Data records
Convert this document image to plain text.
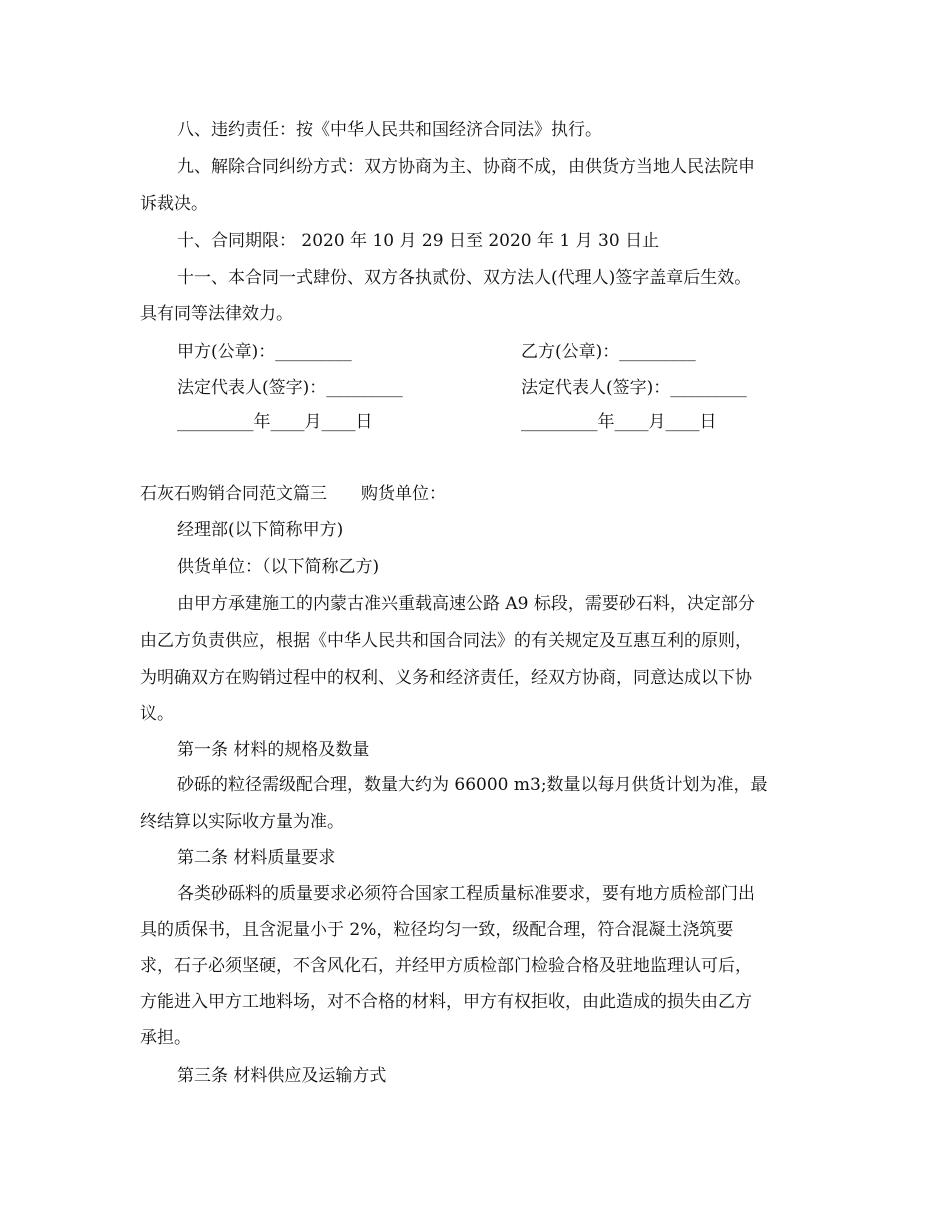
八、违约责任：按《中华人民共和国经济合同法》执行。
九、解除合同纠纷方式：双方协商为主、协商不成，由供货方当地人民法院申
诉裁决。
十、合同期限： 2020 年 10 月 29 日至 2020 年 1 月 30 日止
十一、本合同一式肆份、双方各执贰份、双方法人(代理人)签字盖章后生效。
具有同等法律效力。
甲方(公章)：_________	乙方(公章)：_________
法定代表人(签字)：_________	法定代表人(签字)：_________
_________年____月____日	_________年____月____日
石灰石购销合同范文篇三　　购货单位：
经理部(以下简称甲方)
供货单位：（以下简称乙方)
由甲方承建施工的内蒙古准兴重载高速公路 A9 标段，需要砂石料，决定部分
由乙方负责供应，根据《中华人民共和国合同法》的有关规定及互惠互利的原则，
为明确双方在购销过程中的权利、义务和经济责任，经双方协商，同意达成以下协
议。
第一条 材料的规格及数量
砂砾的粒径需级配合理，数量大约为 66000 m3;数量以每月供货计划为准，最
终结算以实际收方量为准。
第二条 材料质量要求
各类砂砾料的质量要求必须符合国家工程质量标准要求，要有地方质检部门出
具的质保书，且含泥量小于 2%，粒径均匀一致，级配合理，符合混凝土浇筑要
求，石子必须坚硬，不含风化石，并经甲方质检部门检验合格及驻地监理认可后，
方能进入甲方工地料场，对不合格的材料，甲方有权拒收，由此造成的损失由乙方
承担。
第三条 材料供应及运输方式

# Written problem
Repeat the data exactly in full, omitting its pictures.

# Solution
Convert this document image to plain text.
八、违约责任：按《中华人民共和国经济合同法》执行。
九、解除合同纠纷方式：双方协商为主、协商不成，由供货方当地人民法院申
诉裁决。
十、合同期限： 2020 年 10 月 29 日至 2020 年 1 月 30 日止
十一、本合同一式肆份、双方各执贰份、双方法人(代理人)签字盖章后生效。
具有同等法律效力。
甲方(公章)：_________	乙方(公章)：_________
法定代表人(签字)：_________	法定代表人(签字)：_________
_________年____月____日	_________年____月____日
石灰石购销合同范文篇三　　购货单位：
经理部(以下简称甲方)
供货单位：（以下简称乙方)
由甲方承建施工的内蒙古准兴重载高速公路 A9 标段，需要砂石料，决定部分
由乙方负责供应，根据《中华人民共和国合同法》的有关规定及互惠互利的原则，
为明确双方在购销过程中的权利、义务和经济责任，经双方协商，同意达成以下协
议。
第一条 材料的规格及数量
砂砾的粒径需级配合理，数量大约为 66000 m3;数量以每月供货计划为准，最
终结算以实际收方量为准。
第二条 材料质量要求
各类砂砾料的质量要求必须符合国家工程质量标准要求，要有地方质检部门出
具的质保书，且含泥量小于 2%，粒径均匀一致，级配合理，符合混凝土浇筑要
求，石子必须坚硬，不含风化石，并经甲方质检部门检验合格及驻地监理认可后，
方能进入甲方工地料场，对不合格的材料，甲方有权拒收，由此造成的损失由乙方
承担。
第三条 材料供应及运输方式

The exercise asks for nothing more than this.